Passage provided:
Applying K.K.T. conditions on (27), we have

$$\begin{aligned}&\frac{\partial L}{\partial u_+}= A^t(Au_++e_+b_+)+B^t(\alpha _1-\alpha _2)-U^t(\beta _1-\beta _2)=0, \end{aligned}$$
(28)
$$\begin{aligned}&\frac{\partial L}{\partial b_+}=e_+^t(Au_++e_+b_+)+e_-^t(\alpha _1-\alpha _2)-e_u^t(\beta _1-\beta _2)=0, \end{aligned}$$
(29)
$$\begin{aligned}&\frac{\partial L}{\partial \xi _+}=c_1e_--\alpha _1-\frac{1}{\tau _1}\alpha _2=0, \end{aligned}$$
(30)
$$\begin{aligned}&\frac{\partial L}{\partial \psi }=c_2e_u-\beta _1-\frac{1}{\tau _2}\beta _2=0, \end{aligned}$$
(31)
$$\begin{aligned}&\alpha _1^t(Bu_++e_-b_+ +e_--\xi _+)=0, \end{aligned}$$
(32)
$$\begin{aligned}&\alpha _2^t(Bu_++e_-b_++ e_-+\frac{1}{\tau _1}\xi _+)=0, \end{aligned}$$
(33)
$$\begin{aligned}&\beta _1^t(Uu_++e_ub_+- (-1+\epsilon )e_u+\psi )=0, \end{aligned}$$
(34)
$$\begin{aligned}&\beta _2^t(Uu_++e_ub_+- (-1+\epsilon )e_u-\frac{1}{\tau _2}\psi )=0 . \end{aligned}$$
(35)

Using (30) and \(\alpha _1\ge 0\), \(\alpha _2\ge 0\), we get

$$\begin{aligned} -\tau _1c_1e_-\le (\alpha _1-\alpha _2)\le c_1e_-. \end{aligned}$$
(36)

Similarly, using (31) and \(\beta _1\ge 0\), \(\beta _2\ge 0\), we get

$$\begin{aligned} -\tau _2c_2e_u\le (\beta _1-\beta _2)\le c_2e_u. \end{aligned}$$
(37)

Let \(X_1=[A,e_+], X_2=[B,e_-], X_3=[U,e_u]\).

Rewriting (28) and (29), we have

$$\begin{aligned} \begin{bmatrix} u_+ \\ b_+ \end{bmatrix}=-(X_1^tX_1)^{-1}\Big (X_2^t(\alpha _1-\alpha _2)-X_3^t(\beta _1-\beta _2)\Big ). \end{aligned}$$
(38)

Suppose \(\alpha =(\alpha _1-\alpha _2), \beta =(\beta _1-\beta _2), \gamma = [\alpha ;\beta ], N=[X_2;-X_3],\) and \(e_4=[e_-;(-1+\epsilon )e_u]\), then using K.K.T. conditions the Wolfe dual of (25) is given as

$$\begin{aligned} \underset{\gamma }{max}~~&-\frac{1}{2}\gamma ^tN(X_1^tX_1)^{-1}N^t\gamma +e_4^t\gamma \nonumber \\ s.t.~~&\begin{bmatrix} -\tau _1c_1e_- \\ -\tau _2c_2e_u \end{bmatrix}\ \le \gamma \le \begin{bmatrix} c_1e_- \\ c_2e_u \end{bmatrix}. \end{aligned}$$
(39)

Work required: Pick up the K.K.T. derivation above after its last line and keep writing it.

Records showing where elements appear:
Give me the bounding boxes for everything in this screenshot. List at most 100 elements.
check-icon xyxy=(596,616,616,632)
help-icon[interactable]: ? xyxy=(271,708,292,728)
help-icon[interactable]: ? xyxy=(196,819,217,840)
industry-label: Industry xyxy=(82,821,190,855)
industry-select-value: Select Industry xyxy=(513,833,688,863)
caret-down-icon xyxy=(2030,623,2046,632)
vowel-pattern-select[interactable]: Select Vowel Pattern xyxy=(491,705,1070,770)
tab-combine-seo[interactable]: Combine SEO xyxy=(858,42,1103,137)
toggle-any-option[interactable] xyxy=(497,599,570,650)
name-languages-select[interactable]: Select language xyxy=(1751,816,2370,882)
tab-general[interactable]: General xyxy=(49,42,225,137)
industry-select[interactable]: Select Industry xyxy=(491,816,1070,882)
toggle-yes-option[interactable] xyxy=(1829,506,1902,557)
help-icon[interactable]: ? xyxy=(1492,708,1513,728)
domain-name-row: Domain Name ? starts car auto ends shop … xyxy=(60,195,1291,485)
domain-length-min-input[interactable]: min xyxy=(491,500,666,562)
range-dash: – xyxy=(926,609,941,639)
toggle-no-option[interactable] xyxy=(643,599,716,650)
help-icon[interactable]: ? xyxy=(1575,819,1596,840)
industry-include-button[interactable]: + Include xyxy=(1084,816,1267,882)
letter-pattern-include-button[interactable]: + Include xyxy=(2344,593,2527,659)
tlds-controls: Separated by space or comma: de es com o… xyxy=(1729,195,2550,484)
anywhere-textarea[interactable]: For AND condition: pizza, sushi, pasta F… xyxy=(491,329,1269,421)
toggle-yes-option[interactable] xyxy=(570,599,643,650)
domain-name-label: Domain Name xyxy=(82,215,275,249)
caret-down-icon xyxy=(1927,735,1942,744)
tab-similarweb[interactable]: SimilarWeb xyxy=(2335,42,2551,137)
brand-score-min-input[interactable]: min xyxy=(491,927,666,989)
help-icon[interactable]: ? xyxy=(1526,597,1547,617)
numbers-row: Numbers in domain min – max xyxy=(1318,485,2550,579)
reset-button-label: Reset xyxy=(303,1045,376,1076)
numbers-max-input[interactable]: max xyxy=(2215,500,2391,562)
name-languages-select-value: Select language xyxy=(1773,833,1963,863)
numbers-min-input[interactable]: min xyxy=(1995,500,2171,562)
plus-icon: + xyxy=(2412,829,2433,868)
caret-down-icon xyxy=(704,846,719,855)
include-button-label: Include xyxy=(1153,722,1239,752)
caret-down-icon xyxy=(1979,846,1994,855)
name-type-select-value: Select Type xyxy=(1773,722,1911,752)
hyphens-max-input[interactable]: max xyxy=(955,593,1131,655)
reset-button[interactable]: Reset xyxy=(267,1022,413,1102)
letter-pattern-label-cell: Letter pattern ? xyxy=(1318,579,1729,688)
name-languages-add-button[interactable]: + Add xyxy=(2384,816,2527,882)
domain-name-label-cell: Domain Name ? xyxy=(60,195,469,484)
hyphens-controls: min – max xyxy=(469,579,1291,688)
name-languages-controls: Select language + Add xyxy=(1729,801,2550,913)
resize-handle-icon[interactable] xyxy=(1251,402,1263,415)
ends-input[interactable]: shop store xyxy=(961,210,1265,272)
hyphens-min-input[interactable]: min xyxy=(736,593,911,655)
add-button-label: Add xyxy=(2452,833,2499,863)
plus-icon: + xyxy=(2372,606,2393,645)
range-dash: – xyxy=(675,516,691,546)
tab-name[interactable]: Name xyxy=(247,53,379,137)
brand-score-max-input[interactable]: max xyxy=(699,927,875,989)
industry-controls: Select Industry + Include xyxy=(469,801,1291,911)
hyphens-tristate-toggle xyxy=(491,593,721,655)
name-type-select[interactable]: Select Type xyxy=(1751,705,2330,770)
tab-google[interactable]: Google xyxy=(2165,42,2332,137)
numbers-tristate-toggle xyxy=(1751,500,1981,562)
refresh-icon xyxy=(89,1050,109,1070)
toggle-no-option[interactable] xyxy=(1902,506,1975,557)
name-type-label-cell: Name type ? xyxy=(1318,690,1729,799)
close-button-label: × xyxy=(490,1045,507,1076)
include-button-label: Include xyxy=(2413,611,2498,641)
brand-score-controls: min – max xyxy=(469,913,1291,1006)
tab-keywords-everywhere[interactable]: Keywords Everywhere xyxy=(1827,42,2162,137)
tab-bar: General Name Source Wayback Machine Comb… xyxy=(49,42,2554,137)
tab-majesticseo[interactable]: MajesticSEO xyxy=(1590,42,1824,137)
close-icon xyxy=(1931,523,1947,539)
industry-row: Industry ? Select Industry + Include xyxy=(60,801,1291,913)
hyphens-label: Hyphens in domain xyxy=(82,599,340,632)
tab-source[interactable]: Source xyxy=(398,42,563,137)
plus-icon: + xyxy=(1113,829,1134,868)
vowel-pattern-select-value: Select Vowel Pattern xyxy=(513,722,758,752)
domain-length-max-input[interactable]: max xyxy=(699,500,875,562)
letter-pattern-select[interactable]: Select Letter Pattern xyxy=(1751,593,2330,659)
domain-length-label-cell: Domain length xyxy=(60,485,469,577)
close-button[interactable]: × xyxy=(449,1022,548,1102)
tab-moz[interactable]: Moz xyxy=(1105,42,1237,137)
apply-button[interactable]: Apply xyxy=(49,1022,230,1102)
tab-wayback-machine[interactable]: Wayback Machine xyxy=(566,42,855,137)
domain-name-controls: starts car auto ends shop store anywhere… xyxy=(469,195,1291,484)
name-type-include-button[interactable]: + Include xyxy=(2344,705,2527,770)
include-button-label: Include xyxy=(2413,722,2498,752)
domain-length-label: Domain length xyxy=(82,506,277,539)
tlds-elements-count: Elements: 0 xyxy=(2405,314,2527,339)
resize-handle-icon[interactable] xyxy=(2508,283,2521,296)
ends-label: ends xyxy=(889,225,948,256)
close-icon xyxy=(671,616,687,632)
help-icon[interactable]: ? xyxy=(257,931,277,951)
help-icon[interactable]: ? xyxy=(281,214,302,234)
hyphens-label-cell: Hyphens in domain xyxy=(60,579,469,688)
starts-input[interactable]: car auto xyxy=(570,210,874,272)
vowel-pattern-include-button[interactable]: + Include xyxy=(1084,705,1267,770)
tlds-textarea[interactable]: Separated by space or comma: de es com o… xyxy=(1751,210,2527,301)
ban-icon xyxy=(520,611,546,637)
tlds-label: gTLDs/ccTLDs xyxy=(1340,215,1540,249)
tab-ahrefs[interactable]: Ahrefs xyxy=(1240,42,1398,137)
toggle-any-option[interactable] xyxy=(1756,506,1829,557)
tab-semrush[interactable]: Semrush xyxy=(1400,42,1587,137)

Answer to the exercise:
In the similar manner, the Wolfe dual of (26) is given as follows

$$\begin{aligned} \underset{\theta }{max}~~&-\frac{1}{2}\theta ^tP(X_2^tX_2)^{-1}P^t\theta +e_5^t\theta \nonumber \\ s.t.~~&\begin{bmatrix} -\tau _3c_3e_+ \\ -\tau _4c_4e_u \end{bmatrix} \le \theta \le \begin{bmatrix} c_3e_+ \\ c_4e_u \end{bmatrix}, \end{aligned}$$
(40)

where \(\theta =[\eta ;\zeta ], \eta =(\eta _1-\eta _2), \zeta =(\zeta _1-\zeta _2), P=[X_1;-X_3],e_5=[e_+;(-1+\epsilon )e_u]\).

The optimal hyperplane corresponding to another class is given as

$$\begin{aligned} \begin{bmatrix} u_- \\ b_- \end{bmatrix}=(X_2^tX_2)^{-1}(X_1^t\eta -X_2^t\zeta ). \end{aligned}$$
(41)

The testing data sample \(x\in {\mathbb {R}}^n\) is assigned the class as follows

$$\begin{aligned} Class(x)=arg~~\underset{i=\{+,-\}}{min} \frac{|u_i^tx+b_i|}{\Vert u_i\Vert }. \end{aligned}$$
(42)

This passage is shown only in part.